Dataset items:
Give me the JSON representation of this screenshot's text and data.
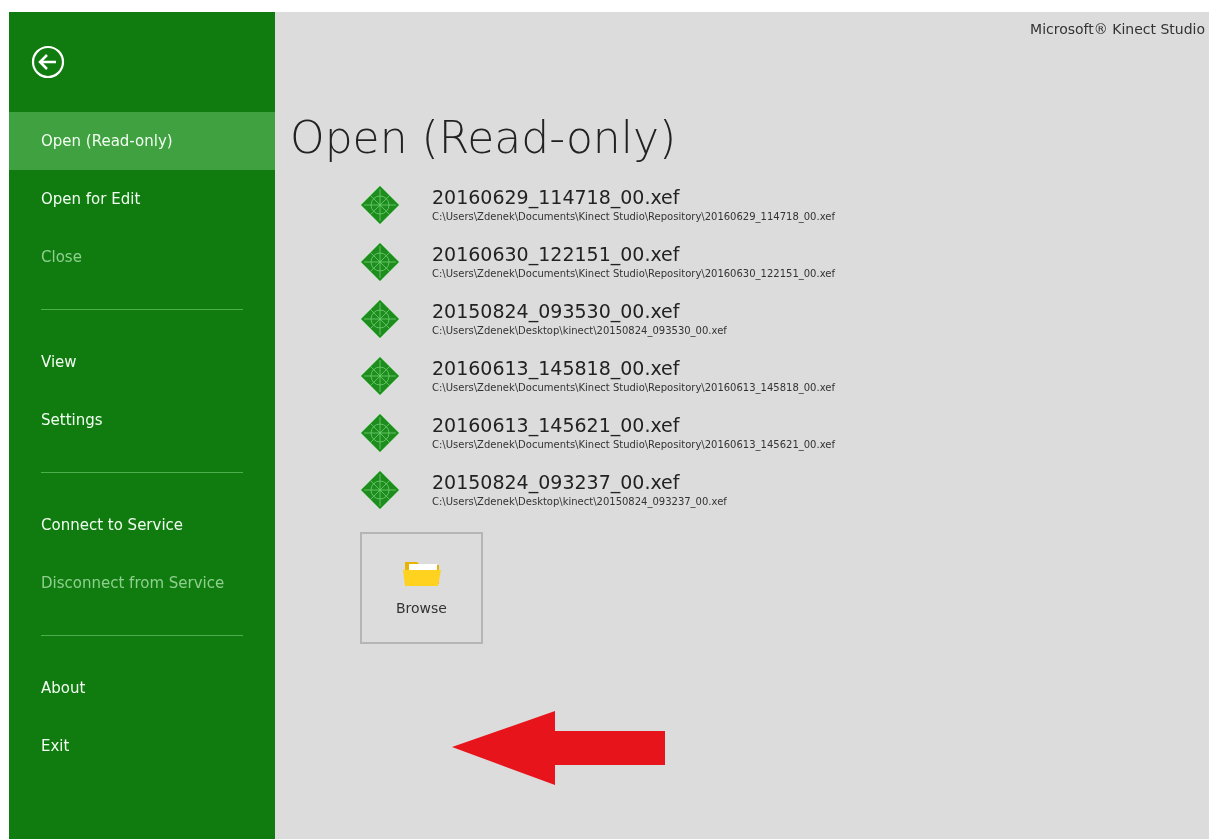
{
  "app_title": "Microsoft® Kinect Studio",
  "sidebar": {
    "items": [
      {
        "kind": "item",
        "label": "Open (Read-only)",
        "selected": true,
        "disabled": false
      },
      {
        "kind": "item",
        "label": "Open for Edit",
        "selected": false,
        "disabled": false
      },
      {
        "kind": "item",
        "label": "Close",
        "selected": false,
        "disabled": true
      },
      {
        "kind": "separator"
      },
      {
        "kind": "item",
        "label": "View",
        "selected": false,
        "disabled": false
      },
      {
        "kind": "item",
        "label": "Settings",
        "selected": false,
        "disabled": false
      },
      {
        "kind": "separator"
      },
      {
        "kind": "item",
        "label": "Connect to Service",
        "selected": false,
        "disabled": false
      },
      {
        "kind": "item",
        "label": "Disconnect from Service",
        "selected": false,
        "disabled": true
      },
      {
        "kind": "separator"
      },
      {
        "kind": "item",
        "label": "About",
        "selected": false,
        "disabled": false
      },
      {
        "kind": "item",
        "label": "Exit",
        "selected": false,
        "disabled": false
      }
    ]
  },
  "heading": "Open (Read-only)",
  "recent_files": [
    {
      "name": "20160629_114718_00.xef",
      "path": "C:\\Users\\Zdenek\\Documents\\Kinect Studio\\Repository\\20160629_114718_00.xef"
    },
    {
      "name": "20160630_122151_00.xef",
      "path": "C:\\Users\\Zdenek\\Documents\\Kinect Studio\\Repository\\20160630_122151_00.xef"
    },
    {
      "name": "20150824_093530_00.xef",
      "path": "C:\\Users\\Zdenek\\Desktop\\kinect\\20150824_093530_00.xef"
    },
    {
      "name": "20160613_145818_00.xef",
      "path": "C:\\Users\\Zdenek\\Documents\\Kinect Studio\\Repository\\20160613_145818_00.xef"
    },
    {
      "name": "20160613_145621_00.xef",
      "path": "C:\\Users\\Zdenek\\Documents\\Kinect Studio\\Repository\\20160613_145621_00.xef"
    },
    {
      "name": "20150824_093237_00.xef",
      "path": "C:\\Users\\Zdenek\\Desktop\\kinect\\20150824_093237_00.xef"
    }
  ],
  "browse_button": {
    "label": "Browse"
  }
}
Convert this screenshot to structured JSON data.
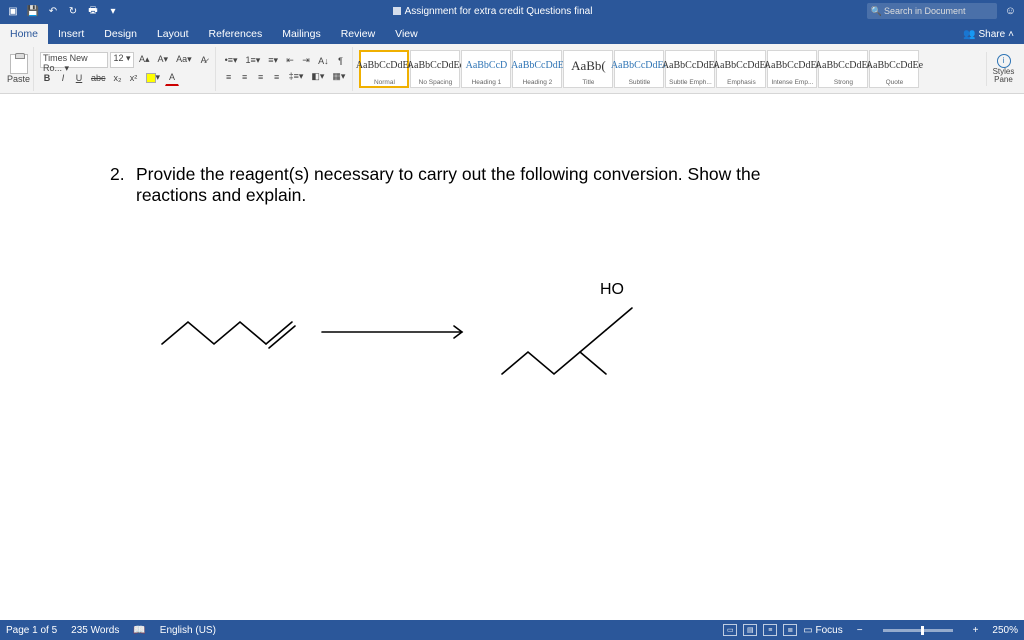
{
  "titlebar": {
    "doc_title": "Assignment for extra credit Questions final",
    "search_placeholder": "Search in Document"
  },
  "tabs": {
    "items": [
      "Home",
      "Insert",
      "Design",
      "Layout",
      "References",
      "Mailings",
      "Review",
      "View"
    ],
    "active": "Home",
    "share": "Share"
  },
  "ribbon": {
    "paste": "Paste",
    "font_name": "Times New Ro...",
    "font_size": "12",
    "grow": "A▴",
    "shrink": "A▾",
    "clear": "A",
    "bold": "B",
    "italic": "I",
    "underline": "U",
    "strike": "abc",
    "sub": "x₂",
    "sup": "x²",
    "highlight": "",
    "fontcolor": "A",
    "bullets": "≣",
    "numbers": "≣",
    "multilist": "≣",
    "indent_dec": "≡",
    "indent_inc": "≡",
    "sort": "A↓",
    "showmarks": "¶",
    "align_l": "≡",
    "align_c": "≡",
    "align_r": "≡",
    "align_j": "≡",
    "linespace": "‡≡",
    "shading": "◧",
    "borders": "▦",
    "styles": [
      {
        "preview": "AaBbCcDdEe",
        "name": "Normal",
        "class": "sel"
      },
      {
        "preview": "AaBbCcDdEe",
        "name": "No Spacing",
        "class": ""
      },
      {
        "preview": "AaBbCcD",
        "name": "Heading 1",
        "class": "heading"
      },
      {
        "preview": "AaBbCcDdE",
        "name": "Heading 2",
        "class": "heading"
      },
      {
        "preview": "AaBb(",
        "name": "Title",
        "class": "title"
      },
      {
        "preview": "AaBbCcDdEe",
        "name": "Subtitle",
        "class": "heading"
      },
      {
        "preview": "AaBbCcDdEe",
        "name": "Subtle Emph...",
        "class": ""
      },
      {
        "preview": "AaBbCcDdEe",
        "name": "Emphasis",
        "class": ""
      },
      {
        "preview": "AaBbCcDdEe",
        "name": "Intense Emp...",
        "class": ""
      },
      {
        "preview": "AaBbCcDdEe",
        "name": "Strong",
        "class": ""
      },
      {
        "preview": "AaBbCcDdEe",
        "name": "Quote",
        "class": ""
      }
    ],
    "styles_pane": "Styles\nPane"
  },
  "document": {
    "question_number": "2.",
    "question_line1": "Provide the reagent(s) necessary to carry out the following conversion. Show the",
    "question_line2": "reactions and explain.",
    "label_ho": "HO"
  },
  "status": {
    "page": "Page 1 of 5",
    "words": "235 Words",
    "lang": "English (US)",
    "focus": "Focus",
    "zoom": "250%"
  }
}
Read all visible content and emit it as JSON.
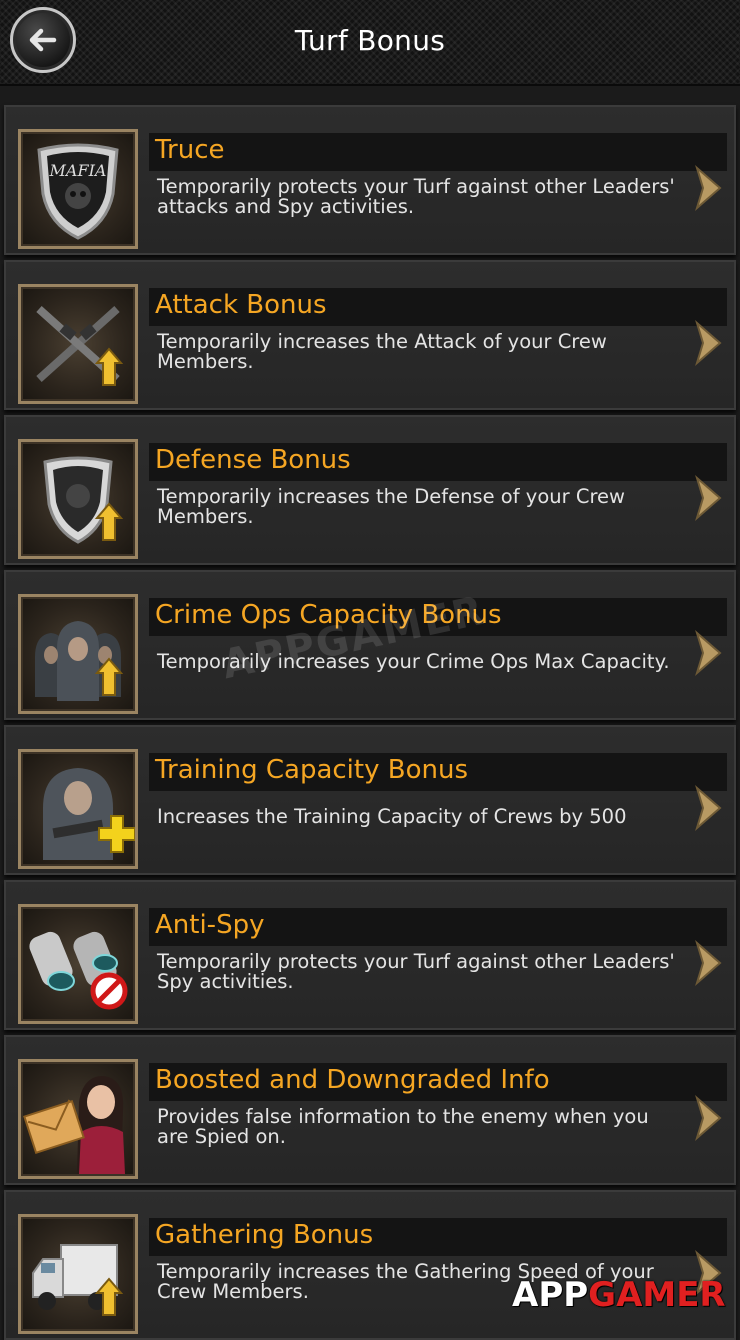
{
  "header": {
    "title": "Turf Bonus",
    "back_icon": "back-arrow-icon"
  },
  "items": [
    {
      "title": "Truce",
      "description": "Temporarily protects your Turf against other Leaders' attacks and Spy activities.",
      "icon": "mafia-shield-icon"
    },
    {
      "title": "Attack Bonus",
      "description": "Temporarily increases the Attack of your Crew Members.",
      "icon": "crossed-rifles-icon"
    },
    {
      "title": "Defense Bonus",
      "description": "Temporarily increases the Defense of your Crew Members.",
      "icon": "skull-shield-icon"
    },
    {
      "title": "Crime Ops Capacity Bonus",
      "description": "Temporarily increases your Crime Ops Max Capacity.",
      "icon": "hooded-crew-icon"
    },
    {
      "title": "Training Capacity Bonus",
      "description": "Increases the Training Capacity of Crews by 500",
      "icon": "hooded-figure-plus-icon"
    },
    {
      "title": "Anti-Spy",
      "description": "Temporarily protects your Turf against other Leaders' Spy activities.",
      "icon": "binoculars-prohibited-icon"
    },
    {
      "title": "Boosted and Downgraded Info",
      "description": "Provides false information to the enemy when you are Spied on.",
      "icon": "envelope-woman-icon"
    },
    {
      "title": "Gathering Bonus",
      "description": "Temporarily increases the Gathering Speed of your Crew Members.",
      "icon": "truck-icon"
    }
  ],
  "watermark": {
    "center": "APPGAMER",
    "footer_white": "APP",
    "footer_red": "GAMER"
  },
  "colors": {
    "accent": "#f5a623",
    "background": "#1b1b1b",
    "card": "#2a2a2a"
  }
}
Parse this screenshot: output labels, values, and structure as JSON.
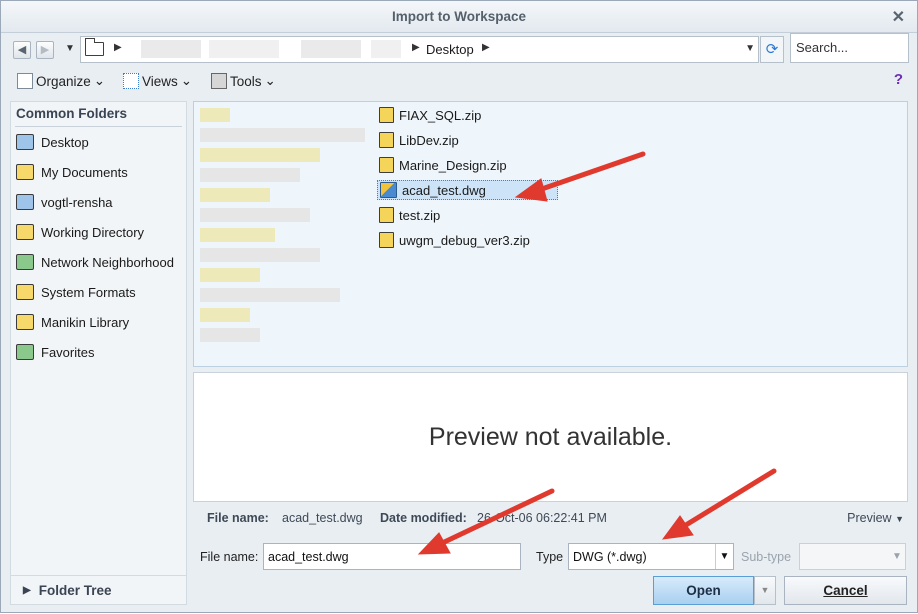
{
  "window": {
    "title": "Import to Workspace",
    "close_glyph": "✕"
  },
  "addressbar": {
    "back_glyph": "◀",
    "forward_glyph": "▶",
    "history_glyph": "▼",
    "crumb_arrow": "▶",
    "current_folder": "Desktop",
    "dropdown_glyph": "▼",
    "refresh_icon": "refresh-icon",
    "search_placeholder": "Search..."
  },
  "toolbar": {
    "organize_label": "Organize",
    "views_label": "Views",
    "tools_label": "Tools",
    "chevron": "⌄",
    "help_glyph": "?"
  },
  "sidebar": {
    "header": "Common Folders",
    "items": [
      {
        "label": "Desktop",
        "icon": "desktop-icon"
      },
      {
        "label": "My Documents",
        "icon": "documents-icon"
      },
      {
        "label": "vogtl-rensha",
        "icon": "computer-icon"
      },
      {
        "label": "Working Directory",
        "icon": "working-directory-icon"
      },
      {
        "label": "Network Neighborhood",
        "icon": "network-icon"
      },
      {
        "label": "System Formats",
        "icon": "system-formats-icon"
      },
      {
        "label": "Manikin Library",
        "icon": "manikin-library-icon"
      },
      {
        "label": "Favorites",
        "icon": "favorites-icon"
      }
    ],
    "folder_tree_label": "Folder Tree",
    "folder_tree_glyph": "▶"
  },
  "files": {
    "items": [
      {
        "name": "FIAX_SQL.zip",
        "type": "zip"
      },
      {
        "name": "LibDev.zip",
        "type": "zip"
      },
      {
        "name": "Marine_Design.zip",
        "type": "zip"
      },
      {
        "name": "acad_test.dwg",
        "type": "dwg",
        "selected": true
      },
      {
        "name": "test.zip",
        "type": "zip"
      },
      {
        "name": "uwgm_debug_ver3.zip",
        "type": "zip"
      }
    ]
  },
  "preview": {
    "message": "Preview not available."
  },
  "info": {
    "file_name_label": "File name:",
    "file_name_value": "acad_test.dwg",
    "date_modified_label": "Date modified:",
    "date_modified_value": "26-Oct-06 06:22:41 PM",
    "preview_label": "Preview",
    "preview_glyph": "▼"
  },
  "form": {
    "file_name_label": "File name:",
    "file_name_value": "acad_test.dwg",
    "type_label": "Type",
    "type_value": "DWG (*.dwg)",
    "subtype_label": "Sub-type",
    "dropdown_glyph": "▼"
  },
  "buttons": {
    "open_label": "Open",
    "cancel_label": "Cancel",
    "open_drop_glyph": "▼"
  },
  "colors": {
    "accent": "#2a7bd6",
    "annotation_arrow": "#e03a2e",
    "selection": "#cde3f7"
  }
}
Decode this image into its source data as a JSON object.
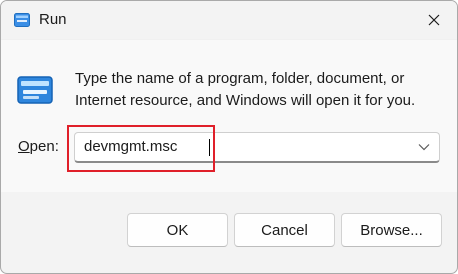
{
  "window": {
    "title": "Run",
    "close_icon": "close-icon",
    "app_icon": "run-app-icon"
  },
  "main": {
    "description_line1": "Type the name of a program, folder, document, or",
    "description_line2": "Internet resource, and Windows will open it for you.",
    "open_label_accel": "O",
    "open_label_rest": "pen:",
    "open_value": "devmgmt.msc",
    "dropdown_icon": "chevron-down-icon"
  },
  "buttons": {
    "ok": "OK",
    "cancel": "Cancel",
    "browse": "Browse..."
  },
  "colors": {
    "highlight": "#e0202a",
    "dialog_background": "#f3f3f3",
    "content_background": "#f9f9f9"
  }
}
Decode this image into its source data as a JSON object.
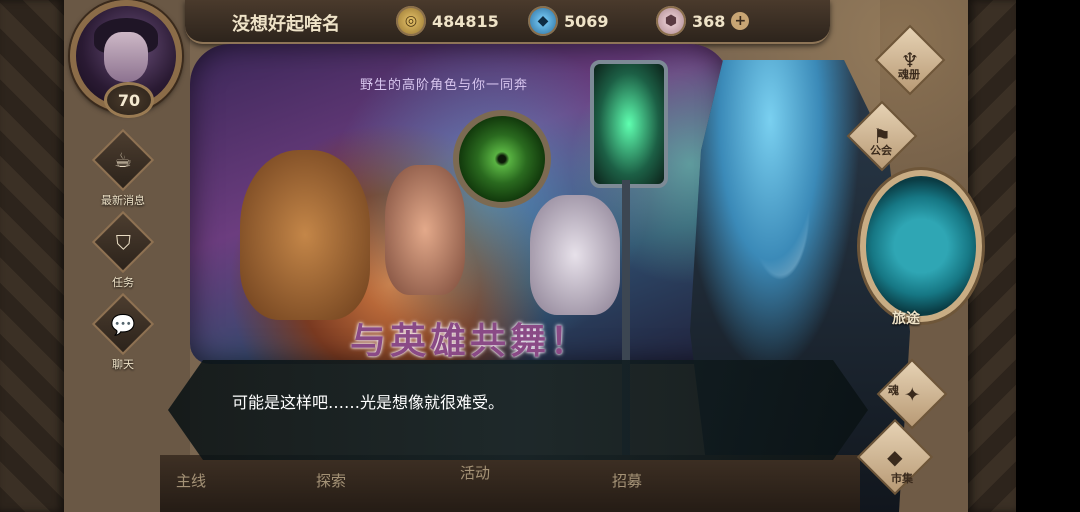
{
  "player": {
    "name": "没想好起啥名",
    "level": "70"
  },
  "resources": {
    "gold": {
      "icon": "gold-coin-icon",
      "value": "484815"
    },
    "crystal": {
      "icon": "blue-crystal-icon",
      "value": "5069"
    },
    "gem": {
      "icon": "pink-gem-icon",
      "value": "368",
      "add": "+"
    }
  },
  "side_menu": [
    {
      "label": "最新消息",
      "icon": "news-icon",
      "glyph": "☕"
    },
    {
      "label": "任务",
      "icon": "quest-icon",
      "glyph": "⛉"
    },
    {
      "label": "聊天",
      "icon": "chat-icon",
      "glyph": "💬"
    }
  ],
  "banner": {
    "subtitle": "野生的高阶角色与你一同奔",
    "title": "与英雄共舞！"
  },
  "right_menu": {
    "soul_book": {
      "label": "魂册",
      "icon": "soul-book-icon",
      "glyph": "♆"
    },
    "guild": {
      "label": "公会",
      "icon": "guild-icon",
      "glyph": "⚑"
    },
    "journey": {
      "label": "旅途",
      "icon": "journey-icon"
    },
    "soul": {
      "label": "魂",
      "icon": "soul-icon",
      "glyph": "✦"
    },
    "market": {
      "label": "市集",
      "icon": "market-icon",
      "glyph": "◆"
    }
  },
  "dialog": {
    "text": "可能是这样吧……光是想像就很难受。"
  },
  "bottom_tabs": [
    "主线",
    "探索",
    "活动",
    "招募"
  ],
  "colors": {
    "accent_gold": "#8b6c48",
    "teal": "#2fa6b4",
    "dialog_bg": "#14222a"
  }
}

▶ TASK DETAILS
Reply with the number of lines in the material above that contain "text", and nothing more.

▶ TASK RESPONSE
2